-- Begin Data for the task --

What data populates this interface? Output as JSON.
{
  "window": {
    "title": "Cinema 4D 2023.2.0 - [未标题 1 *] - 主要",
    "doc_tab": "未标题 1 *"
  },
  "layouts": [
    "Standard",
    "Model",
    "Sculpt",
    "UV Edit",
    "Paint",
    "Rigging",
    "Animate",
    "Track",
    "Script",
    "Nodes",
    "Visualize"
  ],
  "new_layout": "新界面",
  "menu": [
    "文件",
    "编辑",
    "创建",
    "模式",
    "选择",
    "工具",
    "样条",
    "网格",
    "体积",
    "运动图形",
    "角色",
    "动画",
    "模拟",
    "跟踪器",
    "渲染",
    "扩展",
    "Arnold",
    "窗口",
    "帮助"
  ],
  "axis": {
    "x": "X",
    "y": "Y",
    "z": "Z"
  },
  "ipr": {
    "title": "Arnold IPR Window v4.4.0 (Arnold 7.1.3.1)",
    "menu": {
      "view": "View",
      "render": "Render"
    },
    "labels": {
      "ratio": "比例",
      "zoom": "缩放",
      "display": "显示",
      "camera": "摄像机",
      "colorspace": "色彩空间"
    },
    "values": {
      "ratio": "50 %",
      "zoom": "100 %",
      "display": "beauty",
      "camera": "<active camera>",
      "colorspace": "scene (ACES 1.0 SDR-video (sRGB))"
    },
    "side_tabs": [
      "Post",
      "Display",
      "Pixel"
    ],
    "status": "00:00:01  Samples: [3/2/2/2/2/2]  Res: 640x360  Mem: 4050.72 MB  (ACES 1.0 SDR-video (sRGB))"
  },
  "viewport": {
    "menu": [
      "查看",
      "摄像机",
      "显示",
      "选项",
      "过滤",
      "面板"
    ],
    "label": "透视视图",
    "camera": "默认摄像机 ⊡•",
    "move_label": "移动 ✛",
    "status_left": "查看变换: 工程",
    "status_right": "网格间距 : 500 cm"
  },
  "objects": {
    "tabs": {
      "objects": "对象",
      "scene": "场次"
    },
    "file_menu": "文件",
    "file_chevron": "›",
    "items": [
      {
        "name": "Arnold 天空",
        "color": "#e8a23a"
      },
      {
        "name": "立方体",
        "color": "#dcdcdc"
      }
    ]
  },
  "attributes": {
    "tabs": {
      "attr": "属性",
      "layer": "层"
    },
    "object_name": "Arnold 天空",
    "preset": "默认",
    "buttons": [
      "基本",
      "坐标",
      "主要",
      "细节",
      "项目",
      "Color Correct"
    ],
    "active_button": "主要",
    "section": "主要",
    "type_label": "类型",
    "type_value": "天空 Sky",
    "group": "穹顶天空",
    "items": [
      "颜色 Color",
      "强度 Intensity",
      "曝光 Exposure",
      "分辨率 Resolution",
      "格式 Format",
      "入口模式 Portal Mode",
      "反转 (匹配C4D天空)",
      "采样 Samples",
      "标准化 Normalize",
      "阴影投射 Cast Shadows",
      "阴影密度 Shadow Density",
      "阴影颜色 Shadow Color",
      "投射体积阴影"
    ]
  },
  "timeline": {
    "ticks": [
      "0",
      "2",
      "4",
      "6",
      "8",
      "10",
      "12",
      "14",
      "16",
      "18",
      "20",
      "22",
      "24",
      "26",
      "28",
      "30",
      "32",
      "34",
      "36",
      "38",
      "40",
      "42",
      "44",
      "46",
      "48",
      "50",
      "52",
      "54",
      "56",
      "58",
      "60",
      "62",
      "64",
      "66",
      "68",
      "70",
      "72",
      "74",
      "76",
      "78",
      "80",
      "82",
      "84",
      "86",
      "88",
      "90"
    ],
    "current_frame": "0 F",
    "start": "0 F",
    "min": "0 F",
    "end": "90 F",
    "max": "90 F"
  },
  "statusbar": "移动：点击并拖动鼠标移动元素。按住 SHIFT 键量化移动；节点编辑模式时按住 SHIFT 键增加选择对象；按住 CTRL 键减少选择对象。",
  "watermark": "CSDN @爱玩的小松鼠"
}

-- End Data for the task --

Task details:
Write out all of the records above exactly as they appear.

Answer below:
What data populates this interface? Output as JSON.
{
  "window": {
    "title": "Cinema 4D 2023.2.0 - [未标题 1 *] - 主要",
    "doc_tab": "未标题 1 *"
  },
  "layouts": [
    "Standard",
    "Model",
    "Sculpt",
    "UV Edit",
    "Paint",
    "Rigging",
    "Animate",
    "Track",
    "Script",
    "Nodes",
    "Visualize"
  ],
  "new_layout": "新界面",
  "menu": [
    "文件",
    "编辑",
    "创建",
    "模式",
    "选择",
    "工具",
    "样条",
    "网格",
    "体积",
    "运动图形",
    "角色",
    "动画",
    "模拟",
    "跟踪器",
    "渲染",
    "扩展",
    "Arnold",
    "窗口",
    "帮助"
  ],
  "axis": {
    "x": "X",
    "y": "Y",
    "z": "Z"
  },
  "ipr": {
    "title": "Arnold IPR Window v4.4.0 (Arnold 7.1.3.1)",
    "menu": {
      "view": "View",
      "render": "Render"
    },
    "labels": {
      "ratio": "比例",
      "zoom": "缩放",
      "display": "显示",
      "camera": "摄像机",
      "colorspace": "色彩空间"
    },
    "values": {
      "ratio": "50 %",
      "zoom": "100 %",
      "display": "beauty",
      "camera": "<active camera>",
      "colorspace": "scene (ACES 1.0 SDR-video (sRGB))"
    },
    "side_tabs": [
      "Post",
      "Display",
      "Pixel"
    ],
    "status": "00:00:01  Samples: [3/2/2/2/2/2]  Res: 640x360  Mem: 4050.72 MB  (ACES 1.0 SDR-video (sRGB))"
  },
  "viewport": {
    "menu": [
      "查看",
      "摄像机",
      "显示",
      "选项",
      "过滤",
      "面板"
    ],
    "label": "透视视图",
    "camera": "默认摄像机 ⊡•",
    "move_label": "移动 ✛",
    "status_left": "查看变换: 工程",
    "status_right": "网格间距 : 500 cm"
  },
  "objects": {
    "tabs": {
      "objects": "对象",
      "scene": "场次"
    },
    "file_menu": "文件",
    "file_chevron": "›",
    "items": [
      {
        "name": "Arnold 天空",
        "color": "#e8a23a"
      },
      {
        "name": "立方体",
        "color": "#dcdcdc"
      }
    ]
  },
  "attributes": {
    "tabs": {
      "attr": "属性",
      "layer": "层"
    },
    "object_name": "Arnold 天空",
    "preset": "默认",
    "buttons": [
      "基本",
      "坐标",
      "主要",
      "细节",
      "项目",
      "Color Correct"
    ],
    "active_button": "主要",
    "section": "主要",
    "type_label": "类型",
    "type_value": "天空 Sky",
    "group": "穹顶天空",
    "items": [
      "颜色 Color",
      "强度 Intensity",
      "曝光 Exposure",
      "分辨率 Resolution",
      "格式 Format",
      "入口模式 Portal Mode",
      "反转 (匹配C4D天空)",
      "采样 Samples",
      "标准化 Normalize",
      "阴影投射 Cast Shadows",
      "阴影密度 Shadow Density",
      "阴影颜色 Shadow Color",
      "投射体积阴影"
    ]
  },
  "timeline": {
    "ticks": [
      "0",
      "2",
      "4",
      "6",
      "8",
      "10",
      "12",
      "14",
      "16",
      "18",
      "20",
      "22",
      "24",
      "26",
      "28",
      "30",
      "32",
      "34",
      "36",
      "38",
      "40",
      "42",
      "44",
      "46",
      "48",
      "50",
      "52",
      "54",
      "56",
      "58",
      "60",
      "62",
      "64",
      "66",
      "68",
      "70",
      "72",
      "74",
      "76",
      "78",
      "80",
      "82",
      "84",
      "86",
      "88",
      "90"
    ],
    "current_frame": "0 F",
    "start": "0 F",
    "min": "0 F",
    "end": "90 F",
    "max": "90 F"
  },
  "statusbar": "移动：点击并拖动鼠标移动元素。按住 SHIFT 键量化移动；节点编辑模式时按住 SHIFT 键增加选择对象；按住 CTRL 键减少选择对象。",
  "watermark": "CSDN @爱玩的小松鼠"
}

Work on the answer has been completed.